Your task is to repeat the listing exactly.

::: Material supplied :::

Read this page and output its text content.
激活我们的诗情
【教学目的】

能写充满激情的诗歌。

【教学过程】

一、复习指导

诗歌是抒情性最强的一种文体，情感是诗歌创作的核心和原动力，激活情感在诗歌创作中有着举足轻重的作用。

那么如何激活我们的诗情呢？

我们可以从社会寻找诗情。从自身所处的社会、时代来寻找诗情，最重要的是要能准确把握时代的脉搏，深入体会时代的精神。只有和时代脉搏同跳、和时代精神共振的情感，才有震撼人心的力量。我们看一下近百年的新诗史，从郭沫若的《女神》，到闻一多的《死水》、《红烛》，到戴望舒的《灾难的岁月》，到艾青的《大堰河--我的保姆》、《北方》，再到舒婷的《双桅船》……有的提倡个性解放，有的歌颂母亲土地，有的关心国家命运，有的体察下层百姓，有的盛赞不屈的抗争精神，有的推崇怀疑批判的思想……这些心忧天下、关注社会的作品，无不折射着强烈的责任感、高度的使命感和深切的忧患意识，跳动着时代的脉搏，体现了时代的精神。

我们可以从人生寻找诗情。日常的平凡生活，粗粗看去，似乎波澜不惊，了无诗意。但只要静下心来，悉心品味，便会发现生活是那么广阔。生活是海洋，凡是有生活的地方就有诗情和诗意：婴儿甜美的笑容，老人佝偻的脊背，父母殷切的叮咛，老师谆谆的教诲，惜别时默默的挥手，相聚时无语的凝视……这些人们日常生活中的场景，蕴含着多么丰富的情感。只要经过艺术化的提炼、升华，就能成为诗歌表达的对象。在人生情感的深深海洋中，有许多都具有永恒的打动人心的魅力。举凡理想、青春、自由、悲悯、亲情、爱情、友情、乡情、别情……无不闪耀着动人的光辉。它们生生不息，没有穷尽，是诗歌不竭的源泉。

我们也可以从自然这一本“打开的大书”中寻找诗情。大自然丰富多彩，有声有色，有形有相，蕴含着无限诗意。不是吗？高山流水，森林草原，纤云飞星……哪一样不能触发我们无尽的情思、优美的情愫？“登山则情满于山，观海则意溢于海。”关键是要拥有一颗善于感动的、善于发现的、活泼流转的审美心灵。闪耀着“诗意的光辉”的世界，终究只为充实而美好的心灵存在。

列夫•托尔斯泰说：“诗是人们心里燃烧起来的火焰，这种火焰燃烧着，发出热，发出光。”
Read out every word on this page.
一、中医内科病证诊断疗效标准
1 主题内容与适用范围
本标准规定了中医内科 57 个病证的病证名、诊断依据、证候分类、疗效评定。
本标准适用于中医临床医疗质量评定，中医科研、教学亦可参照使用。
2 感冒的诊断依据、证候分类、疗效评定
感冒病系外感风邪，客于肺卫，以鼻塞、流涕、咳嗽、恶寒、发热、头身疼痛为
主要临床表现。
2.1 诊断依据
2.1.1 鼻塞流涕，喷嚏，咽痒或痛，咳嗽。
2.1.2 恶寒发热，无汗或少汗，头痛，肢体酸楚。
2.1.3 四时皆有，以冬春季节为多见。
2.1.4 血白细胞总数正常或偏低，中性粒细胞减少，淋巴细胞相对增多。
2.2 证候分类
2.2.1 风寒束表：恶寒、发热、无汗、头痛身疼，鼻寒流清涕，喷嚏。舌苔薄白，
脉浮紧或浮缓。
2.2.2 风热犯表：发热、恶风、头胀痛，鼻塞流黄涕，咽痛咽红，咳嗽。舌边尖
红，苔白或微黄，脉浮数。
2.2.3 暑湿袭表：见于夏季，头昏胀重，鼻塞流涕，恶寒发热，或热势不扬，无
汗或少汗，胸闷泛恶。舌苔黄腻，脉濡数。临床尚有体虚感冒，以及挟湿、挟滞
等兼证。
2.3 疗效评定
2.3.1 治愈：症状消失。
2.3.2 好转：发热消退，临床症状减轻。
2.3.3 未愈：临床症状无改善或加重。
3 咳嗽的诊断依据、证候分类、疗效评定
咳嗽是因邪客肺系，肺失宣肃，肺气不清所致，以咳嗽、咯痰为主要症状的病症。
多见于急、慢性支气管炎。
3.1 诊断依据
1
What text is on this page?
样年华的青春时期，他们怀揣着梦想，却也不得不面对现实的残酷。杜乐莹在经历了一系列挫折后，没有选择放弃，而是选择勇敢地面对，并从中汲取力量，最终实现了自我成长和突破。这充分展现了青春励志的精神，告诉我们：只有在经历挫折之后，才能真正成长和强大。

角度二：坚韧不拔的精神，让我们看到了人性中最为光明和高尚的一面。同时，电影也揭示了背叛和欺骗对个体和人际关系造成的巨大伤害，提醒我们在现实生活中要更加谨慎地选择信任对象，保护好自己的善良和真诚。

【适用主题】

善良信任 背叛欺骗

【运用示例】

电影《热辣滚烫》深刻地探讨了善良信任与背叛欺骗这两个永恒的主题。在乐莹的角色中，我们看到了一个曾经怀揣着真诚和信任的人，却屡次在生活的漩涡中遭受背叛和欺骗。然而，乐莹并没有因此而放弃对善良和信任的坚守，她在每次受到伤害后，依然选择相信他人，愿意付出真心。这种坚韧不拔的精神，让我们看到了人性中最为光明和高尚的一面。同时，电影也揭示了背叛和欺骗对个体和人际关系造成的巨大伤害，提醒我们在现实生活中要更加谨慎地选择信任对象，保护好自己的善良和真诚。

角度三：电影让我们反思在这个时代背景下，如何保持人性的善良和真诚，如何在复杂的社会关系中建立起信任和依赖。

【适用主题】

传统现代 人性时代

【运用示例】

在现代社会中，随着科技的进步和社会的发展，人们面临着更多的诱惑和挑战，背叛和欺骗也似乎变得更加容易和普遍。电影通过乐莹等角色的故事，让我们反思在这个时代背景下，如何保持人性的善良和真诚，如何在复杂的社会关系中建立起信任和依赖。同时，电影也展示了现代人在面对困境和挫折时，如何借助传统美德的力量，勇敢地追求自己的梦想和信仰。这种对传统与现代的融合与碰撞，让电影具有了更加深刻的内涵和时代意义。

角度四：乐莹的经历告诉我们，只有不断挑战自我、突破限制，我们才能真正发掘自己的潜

:::

_Answer to the task:_
Read this page and output its text content.
激活我们的诗情
【教学目的】

能写充满激情的诗歌。

【教学过程】

一、复习指导

诗歌是抒情性最强的一种文体，情感是诗歌创作的核心和原动力，激活情感在诗歌创作中有着举足轻重的作用。

那么如何激活我们的诗情呢？

我们可以从社会寻找诗情。从自身所处的社会、时代来寻找诗情，最重要的是要能准确把握时代的脉搏，深入体会时代的精神。只有和时代脉搏同跳、和时代精神共振的情感，才有震撼人心的力量。我们看一下近百年的新诗史，从郭沫若的《女神》，到闻一多的《死水》、《红烛》，到戴望舒的《灾难的岁月》，到艾青的《大堰河--我的保姆》、《北方》，再到舒婷的《双桅船》……有的提倡个性解放，有的歌颂母亲土地，有的关心国家命运，有的体察下层百姓，有的盛赞不屈的抗争精神，有的推崇怀疑批判的思想……这些心忧天下、关注社会的作品，无不折射着强烈的责任感、高度的使命感和深切的忧患意识，跳动着时代的脉搏，体现了时代的精神。

我们可以从人生寻找诗情。日常的平凡生活，粗粗看去，似乎波澜不惊，了无诗意。但只要静下心来，悉心品味，便会发现生活是那么广阔。生活是海洋，凡是有生活的地方就有诗情和诗意：婴儿甜美的笑容，老人佝偻的脊背，父母殷切的叮咛，老师谆谆的教诲，惜别时默默的挥手，相聚时无语的凝视……这些人们日常生活中的场景，蕴含着多么丰富的情感。只要经过艺术化的提炼、升华，就能成为诗歌表达的对象。在人生情感的深深海洋中，有许多都具有永恒的打动人心的魅力。举凡理想、青春、自由、悲悯、亲情、爱情、友情、乡情、别情……无不闪耀着动人的光辉。它们生生不息，没有穷尽，是诗歌不竭的源泉。

我们也可以从自然这一本“打开的大书”中寻找诗情。大自然丰富多彩，有声有色，有形有相，蕴含着无限诗意。不是吗？高山流水，森林草原，纤云飞星……哪一样不能触发我们无尽的情思、优美的情愫？“登山则情满于山，观海则意溢于海。”关键是要拥有一颗善于感动的、善于发现的、活泼流转的审美心灵。闪耀着“诗意的光辉”的世界，终究只为充实而美好的心灵存在。

列夫•托尔斯泰说：“诗是人们心里燃烧起来的火焰，这种火焰燃烧着，发出热，发出光。”
Read out every word on this page.
一、中医内科病证诊断疗效标准
1 主题内容与适用范围
本标准规定了中医内科 57 个病证的病证名、诊断依据、证候分类、疗效评定。
本标准适用于中医临床医疗质量评定，中医科研、教学亦可参照使用。
2 感冒的诊断依据、证候分类、疗效评定
感冒病系外感风邪，客于肺卫，以鼻塞、流涕、咳嗽、恶寒、发热、头身疼痛为
主要临床表现。
2.1 诊断依据
2.1.1 鼻塞流涕，喷嚏，咽痒或痛，咳嗽。
2.1.2 恶寒发热，无汗或少汗，头痛，肢体酸楚。
2.1.3 四时皆有，以冬春季节为多见。
2.1.4 血白细胞总数正常或偏低，中性粒细胞减少，淋巴细胞相对增多。
2.2 证候分类
2.2.1 风寒束表：恶寒、发热、无汗、头痛身疼，鼻寒流清涕，喷嚏。舌苔薄白，
脉浮紧或浮缓。
2.2.2 风热犯表：发热、恶风、头胀痛，鼻塞流黄涕，咽痛咽红，咳嗽。舌边尖
红，苔白或微黄，脉浮数。
2.2.3 暑湿袭表：见于夏季，头昏胀重，鼻塞流涕，恶寒发热，或热势不扬，无
汗或少汗，胸闷泛恶。舌苔黄腻，脉濡数。临床尚有体虚感冒，以及挟湿、挟滞
等兼证。
2.3 疗效评定
2.3.1 治愈：症状消失。
2.3.2 好转：发热消退，临床症状减轻。
2.3.3 未愈：临床症状无改善或加重。
3 咳嗽的诊断依据、证候分类、疗效评定
咳嗽是因邪客肺系，肺失宣肃，肺气不清所致，以咳嗽、咯痰为主要症状的病症。
多见于急、慢性支气管炎。
3.1 诊断依据
1
What text is on this page?
样年华的青春时期，他们怀揣着梦想，却也不得不面对现实的残酷。杜乐莹在经历了一系列挫折后，没有选择放弃，而是选择勇敢地面对，并从中汲取力量，最终实现了自我成长和突破。这充分展现了青春励志的精神，告诉我们：只有在经历挫折之后，才能真正成长和强大。

角度二：坚韧不拔的精神，让我们看到了人性中最为光明和高尚的一面。同时，电影也揭示了背叛和欺骗对个体和人际关系造成的巨大伤害，提醒我们在现实生活中要更加谨慎地选择信任对象，保护好自己的善良和真诚。

【适用主题】

善良信任 背叛欺骗

【运用示例】

电影《热辣滚烫》深刻地探讨了善良信任与背叛欺骗这两个永恒的主题。在乐莹的角色中，我们看到了一个曾经怀揣着真诚和信任的人，却屡次在生活的漩涡中遭受背叛和欺骗。然而，乐莹并没有因此而放弃对善良和信任的坚守，她在每次受到伤害后，依然选择相信他人，愿意付出真心。这种坚韧不拔的精神，让我们看到了人性中最为光明和高尚的一面。同时，电影也揭示了背叛和欺骗对个体和人际关系造成的巨大伤害，提醒我们在现实生活中要更加谨慎地选择信任对象，保护好自己的善良和真诚。

角度三：电影让我们反思在这个时代背景下，如何保持人性的善良和真诚，如何在复杂的社会关系中建立起信任和依赖。

【适用主题】

传统现代 人性时代

【运用示例】

在现代社会中，随着科技的进步和社会的发展，人们面临着更多的诱惑和挑战，背叛和欺骗也似乎变得更加容易和普遍。电影通过乐莹等角色的故事，让我们反思在这个时代背景下，如何保持人性的善良和真诚，如何在复杂的社会关系中建立起信任和依赖。同时，电影也展示了现代人在面对困境和挫折时，如何借助传统美德的力量，勇敢地追求自己的梦想和信仰。这种对传统与现代的融合与碰撞，让电影具有了更加深刻的内涵和时代意义。

角度四：乐莹的经历告诉我们，只有不断挑战自我、突破限制，我们才能真正发掘自己的潜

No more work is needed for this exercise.